──────── PROVIDED DATA ────────

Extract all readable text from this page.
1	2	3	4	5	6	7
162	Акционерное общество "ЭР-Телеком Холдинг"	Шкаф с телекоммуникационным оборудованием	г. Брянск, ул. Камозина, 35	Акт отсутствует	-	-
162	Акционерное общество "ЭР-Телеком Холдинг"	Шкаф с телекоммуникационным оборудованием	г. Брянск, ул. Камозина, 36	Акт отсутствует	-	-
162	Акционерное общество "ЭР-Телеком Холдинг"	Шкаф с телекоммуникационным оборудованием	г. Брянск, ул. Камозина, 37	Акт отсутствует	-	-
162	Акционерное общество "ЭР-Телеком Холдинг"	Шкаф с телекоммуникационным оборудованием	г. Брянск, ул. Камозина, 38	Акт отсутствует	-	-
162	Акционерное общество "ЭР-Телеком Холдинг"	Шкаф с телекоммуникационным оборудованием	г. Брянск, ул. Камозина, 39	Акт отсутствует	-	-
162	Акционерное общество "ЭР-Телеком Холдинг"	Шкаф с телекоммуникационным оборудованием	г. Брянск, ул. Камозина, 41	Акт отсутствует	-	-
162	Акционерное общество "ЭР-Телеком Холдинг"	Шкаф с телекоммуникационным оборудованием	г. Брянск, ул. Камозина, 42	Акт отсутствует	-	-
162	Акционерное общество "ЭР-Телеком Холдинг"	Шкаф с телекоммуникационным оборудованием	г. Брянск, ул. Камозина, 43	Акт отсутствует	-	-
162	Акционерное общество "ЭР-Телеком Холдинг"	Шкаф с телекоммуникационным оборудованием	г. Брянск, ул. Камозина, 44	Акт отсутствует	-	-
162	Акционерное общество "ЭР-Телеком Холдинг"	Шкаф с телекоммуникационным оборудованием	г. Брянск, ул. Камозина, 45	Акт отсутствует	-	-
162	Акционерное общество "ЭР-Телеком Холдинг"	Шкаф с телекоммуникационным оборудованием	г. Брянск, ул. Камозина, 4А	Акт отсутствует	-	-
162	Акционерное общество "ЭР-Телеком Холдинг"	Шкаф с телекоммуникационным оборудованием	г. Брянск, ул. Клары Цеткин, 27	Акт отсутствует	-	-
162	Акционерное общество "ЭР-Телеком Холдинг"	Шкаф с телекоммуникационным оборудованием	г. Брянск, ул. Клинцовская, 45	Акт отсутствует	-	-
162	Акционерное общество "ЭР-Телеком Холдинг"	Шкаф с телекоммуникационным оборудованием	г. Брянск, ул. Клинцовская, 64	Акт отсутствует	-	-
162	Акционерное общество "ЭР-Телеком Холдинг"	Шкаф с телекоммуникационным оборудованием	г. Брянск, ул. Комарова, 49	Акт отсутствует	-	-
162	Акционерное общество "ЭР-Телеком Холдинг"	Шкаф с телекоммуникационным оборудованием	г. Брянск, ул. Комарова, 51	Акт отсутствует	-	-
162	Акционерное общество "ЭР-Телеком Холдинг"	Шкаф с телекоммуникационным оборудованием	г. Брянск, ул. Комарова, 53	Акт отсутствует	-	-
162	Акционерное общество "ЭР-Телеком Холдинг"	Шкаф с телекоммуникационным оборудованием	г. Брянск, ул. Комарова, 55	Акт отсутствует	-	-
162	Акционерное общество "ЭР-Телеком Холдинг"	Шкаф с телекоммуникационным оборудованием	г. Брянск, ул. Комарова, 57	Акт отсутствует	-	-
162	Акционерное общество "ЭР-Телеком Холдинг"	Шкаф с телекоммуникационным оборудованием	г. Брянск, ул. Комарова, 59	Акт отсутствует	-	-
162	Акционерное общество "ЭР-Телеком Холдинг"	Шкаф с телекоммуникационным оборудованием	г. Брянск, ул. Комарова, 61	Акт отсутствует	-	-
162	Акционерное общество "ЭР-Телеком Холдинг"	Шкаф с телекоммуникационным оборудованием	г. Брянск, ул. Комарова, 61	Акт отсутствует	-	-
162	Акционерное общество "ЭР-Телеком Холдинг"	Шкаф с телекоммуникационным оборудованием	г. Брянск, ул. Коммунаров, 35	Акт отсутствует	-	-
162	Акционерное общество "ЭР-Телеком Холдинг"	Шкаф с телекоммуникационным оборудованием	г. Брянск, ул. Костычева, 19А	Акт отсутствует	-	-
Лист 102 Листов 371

────────

Filter the entries and copy out every line with the word "Клинцовская".

162	Акционерное общество "ЭР-Телеком Холдинг"	Шкаф с телекоммуникационным оборудованием	г. Брянск, ул. Клинцовская, 45	Акт отсутствует	-	-
162	Акционерное общество "ЭР-Телеком Холдинг"	Шкаф с телекоммуникационным оборудованием	г. Брянск, ул. Клинцовская, 64	Акт отсутствует	-	-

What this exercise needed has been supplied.